(Chart and figure data)
* * * *

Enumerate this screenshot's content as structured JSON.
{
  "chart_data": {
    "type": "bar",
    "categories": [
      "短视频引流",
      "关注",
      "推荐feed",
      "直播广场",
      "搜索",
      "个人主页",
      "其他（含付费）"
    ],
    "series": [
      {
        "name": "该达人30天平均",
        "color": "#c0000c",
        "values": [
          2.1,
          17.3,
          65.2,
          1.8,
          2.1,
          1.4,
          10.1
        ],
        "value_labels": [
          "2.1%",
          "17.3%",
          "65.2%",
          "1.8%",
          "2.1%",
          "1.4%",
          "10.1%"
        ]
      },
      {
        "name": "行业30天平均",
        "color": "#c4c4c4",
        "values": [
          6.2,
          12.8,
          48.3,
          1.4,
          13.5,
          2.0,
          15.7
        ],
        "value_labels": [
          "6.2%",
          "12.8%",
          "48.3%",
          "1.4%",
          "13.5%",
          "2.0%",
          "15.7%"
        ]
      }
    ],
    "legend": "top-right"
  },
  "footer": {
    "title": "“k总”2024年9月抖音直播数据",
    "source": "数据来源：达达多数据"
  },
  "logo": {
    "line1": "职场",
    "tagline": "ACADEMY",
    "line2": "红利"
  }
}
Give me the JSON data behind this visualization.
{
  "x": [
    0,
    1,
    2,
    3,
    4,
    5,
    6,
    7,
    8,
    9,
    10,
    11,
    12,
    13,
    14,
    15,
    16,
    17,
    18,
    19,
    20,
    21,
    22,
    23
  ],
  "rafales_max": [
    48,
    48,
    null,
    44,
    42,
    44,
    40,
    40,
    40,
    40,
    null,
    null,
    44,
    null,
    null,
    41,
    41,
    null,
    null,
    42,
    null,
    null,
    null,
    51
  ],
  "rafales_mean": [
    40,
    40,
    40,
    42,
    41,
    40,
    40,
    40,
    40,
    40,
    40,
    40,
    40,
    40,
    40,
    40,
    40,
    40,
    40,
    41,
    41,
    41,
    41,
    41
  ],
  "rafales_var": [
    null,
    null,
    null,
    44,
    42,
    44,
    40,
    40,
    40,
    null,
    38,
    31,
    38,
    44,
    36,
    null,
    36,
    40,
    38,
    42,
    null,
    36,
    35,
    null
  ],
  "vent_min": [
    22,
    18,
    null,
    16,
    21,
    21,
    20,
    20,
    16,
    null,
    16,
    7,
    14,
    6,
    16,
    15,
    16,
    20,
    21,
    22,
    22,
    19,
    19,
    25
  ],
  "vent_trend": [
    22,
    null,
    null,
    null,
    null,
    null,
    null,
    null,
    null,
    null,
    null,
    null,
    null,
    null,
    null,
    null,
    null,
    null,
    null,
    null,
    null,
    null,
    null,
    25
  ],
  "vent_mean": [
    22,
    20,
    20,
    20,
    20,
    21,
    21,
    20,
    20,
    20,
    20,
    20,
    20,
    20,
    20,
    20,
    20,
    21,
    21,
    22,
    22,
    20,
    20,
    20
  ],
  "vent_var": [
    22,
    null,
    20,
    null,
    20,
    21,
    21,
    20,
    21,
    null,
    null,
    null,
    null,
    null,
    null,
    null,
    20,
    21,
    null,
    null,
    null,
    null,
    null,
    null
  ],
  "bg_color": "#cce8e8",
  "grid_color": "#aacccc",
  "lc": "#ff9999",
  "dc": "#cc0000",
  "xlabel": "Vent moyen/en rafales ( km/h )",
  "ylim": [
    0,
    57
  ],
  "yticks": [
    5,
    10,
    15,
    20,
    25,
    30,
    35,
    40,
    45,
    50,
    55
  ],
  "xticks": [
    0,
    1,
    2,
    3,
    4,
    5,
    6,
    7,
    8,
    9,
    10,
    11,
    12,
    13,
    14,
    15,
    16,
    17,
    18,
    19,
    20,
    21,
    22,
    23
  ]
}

* * * *

# Brief
Look through the records and gather every line containing "this".

# The completed task
Enumerate this screenshot's content as structured JSON.
Give me the JSON data behind this visualization.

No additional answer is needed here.